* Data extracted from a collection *
-- Start --

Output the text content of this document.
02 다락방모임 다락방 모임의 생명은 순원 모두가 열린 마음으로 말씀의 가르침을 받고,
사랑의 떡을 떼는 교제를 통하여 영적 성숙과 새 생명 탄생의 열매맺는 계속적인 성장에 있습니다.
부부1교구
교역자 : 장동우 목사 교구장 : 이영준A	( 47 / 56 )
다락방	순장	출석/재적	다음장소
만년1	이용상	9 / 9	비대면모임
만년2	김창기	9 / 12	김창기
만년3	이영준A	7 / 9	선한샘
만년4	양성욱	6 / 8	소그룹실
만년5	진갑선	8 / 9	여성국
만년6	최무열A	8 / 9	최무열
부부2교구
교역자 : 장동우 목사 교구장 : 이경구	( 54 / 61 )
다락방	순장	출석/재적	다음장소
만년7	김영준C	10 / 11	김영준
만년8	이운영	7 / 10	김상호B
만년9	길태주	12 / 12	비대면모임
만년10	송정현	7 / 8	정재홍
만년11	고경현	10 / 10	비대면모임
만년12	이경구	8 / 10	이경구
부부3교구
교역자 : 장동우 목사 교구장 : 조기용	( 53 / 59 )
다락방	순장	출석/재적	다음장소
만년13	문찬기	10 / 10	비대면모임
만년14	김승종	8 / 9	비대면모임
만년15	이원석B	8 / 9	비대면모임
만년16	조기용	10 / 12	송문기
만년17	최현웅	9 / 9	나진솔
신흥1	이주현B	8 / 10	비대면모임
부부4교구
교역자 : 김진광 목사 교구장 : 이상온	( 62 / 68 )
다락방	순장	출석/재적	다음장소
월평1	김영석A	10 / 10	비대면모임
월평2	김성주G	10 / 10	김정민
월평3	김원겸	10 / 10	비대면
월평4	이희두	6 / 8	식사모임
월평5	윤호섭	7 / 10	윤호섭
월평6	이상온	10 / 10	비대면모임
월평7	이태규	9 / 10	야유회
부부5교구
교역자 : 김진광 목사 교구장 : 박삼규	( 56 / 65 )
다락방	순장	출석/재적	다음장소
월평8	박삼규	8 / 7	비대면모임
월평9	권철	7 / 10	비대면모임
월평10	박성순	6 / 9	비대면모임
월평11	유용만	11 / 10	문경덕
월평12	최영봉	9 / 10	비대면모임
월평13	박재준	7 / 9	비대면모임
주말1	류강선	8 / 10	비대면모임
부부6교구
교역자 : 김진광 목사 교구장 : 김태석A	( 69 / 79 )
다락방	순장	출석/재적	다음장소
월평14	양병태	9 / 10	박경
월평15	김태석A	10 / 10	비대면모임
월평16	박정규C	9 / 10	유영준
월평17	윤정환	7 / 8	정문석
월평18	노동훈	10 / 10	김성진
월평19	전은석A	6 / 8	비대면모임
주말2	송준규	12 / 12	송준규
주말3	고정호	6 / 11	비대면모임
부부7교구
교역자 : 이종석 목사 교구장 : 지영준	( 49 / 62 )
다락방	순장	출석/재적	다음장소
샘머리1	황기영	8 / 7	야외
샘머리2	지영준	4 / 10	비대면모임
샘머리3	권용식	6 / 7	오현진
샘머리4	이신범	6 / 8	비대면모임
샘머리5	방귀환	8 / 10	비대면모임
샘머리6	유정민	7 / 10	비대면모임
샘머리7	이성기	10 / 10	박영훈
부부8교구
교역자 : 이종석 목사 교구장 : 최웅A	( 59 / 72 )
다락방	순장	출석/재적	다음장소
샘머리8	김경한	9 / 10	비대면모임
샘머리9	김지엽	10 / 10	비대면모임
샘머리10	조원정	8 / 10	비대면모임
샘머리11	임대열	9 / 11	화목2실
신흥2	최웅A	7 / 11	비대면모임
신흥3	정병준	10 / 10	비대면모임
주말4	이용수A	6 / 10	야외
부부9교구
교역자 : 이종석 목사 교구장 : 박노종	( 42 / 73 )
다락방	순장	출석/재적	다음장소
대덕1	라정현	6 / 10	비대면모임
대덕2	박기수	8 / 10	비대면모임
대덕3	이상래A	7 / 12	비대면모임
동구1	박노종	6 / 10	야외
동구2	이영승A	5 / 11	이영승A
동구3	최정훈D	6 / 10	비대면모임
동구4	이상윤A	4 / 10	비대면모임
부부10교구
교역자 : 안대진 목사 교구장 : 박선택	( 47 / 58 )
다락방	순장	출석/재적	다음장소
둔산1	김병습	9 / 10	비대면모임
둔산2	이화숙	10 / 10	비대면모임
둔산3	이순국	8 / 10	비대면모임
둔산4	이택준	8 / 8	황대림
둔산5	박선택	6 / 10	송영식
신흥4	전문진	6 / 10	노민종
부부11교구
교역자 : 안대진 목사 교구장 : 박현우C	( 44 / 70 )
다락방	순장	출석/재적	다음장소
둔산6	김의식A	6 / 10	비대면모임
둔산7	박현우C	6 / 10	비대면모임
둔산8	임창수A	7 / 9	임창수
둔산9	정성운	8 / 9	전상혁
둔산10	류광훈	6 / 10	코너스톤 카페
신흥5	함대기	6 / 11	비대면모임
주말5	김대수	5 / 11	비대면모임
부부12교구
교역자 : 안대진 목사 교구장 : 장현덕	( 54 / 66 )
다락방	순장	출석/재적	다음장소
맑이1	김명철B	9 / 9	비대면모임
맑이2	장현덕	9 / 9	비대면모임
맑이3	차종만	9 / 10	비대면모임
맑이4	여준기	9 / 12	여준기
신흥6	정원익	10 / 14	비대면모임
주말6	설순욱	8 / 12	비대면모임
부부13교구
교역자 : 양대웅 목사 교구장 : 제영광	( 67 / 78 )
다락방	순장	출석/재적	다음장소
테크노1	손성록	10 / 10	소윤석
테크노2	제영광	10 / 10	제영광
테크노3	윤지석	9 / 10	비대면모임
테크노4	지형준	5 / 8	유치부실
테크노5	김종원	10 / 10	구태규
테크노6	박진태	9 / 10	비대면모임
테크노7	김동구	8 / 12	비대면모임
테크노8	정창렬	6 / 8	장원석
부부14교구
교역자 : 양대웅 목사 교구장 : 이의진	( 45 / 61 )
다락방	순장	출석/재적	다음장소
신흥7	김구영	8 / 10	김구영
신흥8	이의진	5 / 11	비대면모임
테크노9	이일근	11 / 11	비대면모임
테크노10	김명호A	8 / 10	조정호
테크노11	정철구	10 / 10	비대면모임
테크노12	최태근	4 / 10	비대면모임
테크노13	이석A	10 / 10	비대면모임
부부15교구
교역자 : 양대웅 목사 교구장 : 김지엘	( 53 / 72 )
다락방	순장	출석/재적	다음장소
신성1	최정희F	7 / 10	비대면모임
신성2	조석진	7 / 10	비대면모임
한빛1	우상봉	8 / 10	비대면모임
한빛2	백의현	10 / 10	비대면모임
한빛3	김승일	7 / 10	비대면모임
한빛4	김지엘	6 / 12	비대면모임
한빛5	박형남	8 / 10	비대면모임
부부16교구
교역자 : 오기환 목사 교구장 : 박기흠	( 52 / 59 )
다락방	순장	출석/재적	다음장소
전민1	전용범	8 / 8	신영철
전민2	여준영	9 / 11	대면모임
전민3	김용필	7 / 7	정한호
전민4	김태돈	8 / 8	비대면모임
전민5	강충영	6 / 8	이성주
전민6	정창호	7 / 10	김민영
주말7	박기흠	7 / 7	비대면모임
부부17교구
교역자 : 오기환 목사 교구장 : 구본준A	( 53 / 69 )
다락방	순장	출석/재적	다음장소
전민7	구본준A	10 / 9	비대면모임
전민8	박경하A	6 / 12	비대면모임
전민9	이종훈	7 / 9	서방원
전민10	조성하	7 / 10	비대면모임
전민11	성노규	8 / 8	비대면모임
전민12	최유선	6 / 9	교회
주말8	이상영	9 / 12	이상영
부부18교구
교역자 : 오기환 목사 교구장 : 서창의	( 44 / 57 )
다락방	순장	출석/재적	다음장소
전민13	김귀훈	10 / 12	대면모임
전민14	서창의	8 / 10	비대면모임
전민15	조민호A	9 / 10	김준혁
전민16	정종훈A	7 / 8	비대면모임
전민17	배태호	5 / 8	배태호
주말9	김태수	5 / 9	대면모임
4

-- End --

* REQUEST *
Above are the records. Identify each line that contains the word "김태석A".

* ANSWER TO THE EXERCISE *
교역자 : 김진광 목사 교구장 : 김태석A	( 69 / 79 )
월평15	김태석A	10 / 10	비대면모임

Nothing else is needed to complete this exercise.